▸ **WORK TO BE COMPLETED**
Copy out all lines that hold "OBRIGAÇÕES".

▸ **RECORDS SHOWN**
***
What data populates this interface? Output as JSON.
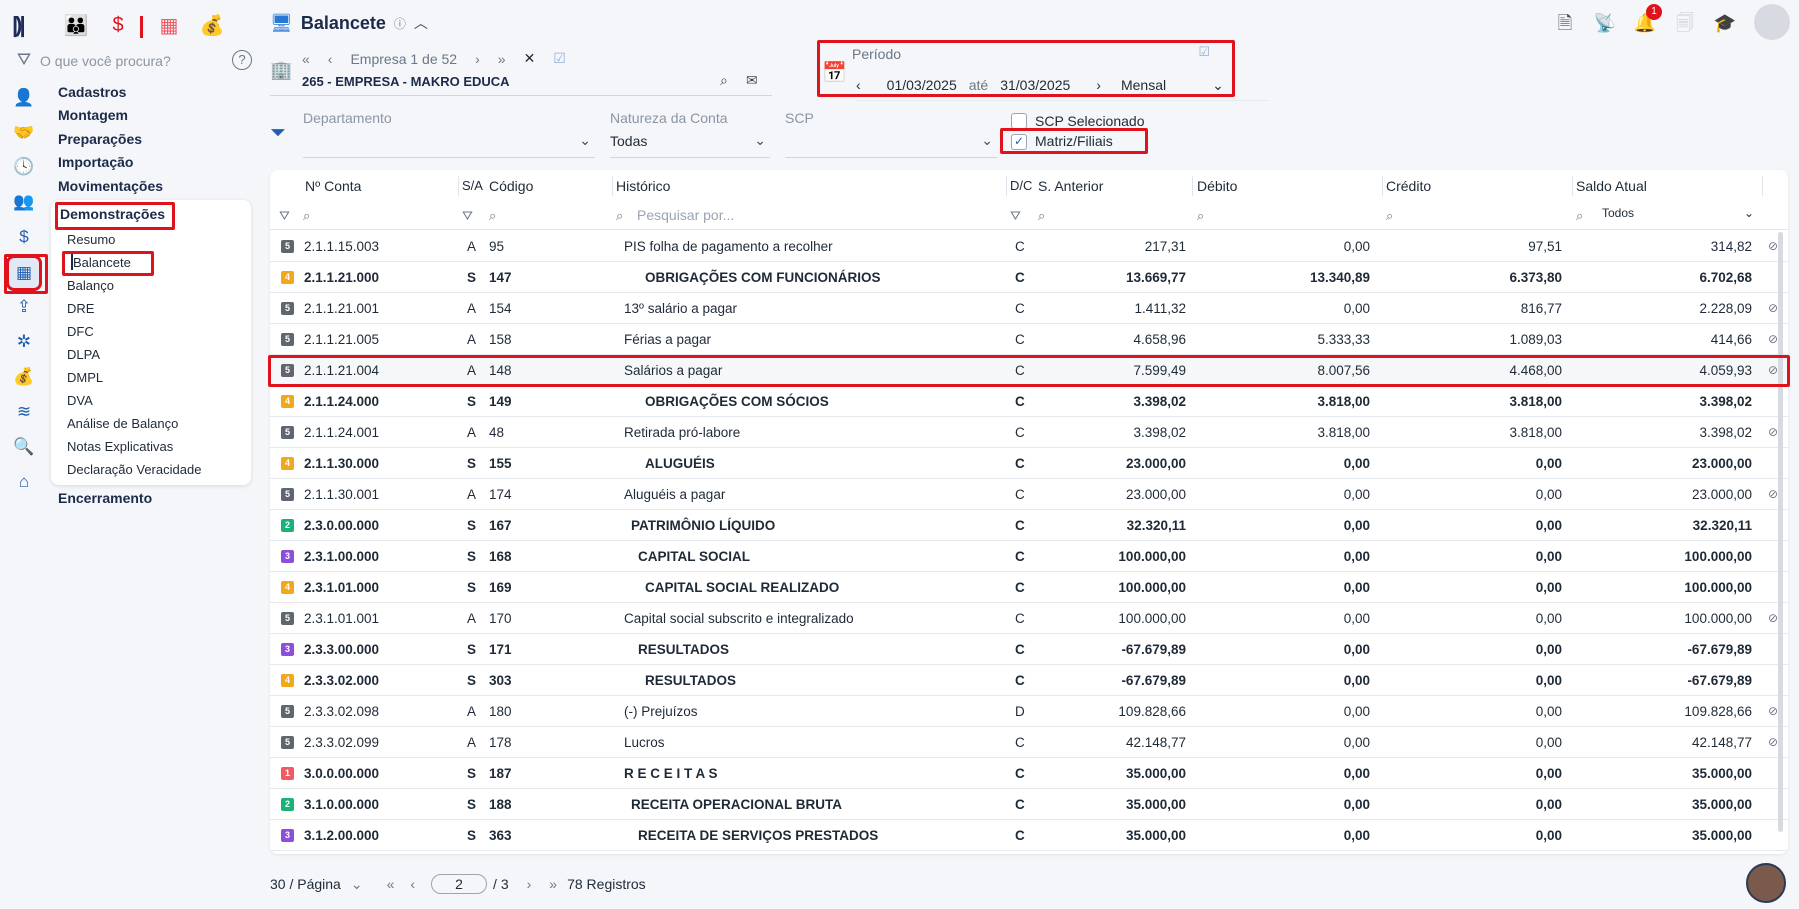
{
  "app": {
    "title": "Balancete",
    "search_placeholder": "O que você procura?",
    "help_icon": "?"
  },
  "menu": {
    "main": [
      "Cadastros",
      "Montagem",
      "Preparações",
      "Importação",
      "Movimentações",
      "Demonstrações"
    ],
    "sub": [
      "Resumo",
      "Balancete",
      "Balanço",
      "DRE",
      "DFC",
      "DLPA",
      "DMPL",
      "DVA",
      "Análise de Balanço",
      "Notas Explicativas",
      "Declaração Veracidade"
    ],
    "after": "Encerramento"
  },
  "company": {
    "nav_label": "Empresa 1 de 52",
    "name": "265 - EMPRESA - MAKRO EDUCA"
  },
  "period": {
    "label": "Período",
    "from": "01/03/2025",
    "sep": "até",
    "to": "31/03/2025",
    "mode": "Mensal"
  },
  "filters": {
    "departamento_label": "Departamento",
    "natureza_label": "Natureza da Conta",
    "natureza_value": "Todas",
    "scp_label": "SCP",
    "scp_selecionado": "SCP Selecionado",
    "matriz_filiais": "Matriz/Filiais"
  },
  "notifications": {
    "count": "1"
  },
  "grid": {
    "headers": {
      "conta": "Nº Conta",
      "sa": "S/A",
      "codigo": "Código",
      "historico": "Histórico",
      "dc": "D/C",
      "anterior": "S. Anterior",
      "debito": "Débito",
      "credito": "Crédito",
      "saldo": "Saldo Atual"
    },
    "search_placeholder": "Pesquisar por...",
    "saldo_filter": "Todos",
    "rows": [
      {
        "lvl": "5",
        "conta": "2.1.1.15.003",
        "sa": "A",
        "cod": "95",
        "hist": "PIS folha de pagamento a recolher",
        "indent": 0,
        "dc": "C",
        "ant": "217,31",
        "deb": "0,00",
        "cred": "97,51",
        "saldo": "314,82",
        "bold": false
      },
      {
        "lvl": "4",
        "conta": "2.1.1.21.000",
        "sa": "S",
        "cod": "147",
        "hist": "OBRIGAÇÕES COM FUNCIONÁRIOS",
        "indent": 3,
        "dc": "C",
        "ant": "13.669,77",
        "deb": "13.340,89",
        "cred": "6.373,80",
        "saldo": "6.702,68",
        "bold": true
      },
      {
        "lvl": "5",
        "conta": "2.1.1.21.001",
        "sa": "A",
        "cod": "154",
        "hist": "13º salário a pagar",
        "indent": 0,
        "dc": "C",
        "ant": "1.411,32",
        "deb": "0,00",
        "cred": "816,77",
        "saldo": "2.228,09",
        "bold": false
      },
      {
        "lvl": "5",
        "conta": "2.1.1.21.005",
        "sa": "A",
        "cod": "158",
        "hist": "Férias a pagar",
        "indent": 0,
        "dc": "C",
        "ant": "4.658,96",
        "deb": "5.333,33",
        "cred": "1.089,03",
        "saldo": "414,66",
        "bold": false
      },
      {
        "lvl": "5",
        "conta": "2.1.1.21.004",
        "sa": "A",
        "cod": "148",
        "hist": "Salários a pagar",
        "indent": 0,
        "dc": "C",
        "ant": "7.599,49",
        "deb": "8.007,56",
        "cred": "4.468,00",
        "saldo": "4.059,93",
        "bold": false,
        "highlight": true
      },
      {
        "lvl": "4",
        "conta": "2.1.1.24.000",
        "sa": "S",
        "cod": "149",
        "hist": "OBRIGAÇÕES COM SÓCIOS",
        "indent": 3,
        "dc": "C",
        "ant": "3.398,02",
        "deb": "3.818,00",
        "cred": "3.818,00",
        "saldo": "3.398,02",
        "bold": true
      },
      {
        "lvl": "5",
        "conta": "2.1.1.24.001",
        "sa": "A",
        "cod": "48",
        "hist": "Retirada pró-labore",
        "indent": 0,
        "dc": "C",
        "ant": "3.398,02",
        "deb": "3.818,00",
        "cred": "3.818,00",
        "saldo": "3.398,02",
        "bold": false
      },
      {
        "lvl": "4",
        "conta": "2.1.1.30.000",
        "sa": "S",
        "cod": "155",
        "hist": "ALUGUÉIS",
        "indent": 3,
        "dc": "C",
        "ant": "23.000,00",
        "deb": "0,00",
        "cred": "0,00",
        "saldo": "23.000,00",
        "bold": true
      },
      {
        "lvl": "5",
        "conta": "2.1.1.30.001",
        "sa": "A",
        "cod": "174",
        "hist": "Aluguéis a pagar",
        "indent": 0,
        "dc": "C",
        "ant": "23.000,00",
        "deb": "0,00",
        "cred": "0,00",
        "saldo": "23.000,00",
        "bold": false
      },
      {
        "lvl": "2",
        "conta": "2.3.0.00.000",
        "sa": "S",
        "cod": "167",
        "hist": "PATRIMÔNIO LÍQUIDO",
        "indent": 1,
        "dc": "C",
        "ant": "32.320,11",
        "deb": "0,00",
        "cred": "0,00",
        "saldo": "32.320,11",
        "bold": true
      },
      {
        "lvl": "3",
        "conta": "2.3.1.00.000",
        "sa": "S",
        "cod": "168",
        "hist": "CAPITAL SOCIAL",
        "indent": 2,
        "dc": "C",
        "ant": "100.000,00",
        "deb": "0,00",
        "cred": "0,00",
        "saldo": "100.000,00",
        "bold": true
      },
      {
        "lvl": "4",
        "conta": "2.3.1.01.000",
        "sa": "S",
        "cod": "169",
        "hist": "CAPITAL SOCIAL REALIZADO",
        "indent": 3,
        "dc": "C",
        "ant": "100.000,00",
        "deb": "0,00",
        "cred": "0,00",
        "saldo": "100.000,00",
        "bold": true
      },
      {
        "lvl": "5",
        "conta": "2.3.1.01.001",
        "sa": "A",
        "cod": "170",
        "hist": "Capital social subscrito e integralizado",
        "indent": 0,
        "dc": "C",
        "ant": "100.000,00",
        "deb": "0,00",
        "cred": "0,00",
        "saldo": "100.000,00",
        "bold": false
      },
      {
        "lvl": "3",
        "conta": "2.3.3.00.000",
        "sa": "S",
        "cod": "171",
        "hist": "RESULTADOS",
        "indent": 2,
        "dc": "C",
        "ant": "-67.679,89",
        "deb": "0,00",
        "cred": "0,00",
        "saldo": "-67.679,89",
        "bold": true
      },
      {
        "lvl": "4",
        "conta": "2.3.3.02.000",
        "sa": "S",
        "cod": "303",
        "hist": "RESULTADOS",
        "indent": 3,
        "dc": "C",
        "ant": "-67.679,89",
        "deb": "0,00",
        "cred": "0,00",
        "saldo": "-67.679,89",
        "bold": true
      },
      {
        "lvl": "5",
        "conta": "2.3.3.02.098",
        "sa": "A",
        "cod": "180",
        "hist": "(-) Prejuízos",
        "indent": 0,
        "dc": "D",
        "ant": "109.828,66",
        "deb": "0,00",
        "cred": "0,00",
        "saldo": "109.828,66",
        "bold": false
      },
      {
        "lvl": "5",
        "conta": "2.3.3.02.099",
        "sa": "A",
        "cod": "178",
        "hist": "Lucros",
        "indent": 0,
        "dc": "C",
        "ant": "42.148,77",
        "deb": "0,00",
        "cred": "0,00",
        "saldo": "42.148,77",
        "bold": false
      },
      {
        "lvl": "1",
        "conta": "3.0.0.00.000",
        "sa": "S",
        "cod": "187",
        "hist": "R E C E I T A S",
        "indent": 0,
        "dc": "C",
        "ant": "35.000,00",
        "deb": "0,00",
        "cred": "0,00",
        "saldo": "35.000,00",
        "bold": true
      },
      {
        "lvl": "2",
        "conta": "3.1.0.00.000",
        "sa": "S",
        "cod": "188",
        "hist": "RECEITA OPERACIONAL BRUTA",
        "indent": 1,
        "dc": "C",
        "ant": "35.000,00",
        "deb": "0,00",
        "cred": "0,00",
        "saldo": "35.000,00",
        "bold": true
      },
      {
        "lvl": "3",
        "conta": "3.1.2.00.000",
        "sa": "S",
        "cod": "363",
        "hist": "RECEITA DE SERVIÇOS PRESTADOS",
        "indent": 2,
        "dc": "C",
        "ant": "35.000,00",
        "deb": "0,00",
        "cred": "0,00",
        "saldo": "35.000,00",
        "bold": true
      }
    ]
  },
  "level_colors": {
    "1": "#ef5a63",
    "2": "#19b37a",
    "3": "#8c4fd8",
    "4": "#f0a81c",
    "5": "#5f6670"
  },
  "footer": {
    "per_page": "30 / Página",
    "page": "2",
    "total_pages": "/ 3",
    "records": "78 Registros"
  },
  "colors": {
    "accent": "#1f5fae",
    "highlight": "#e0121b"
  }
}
***
▸ **TASK RESPONSE**
        "hist": "OBRIGAÇÕES COM FUNCIONÁRIOS",
        "hist": "OBRIGAÇÕES COM SÓCIOS",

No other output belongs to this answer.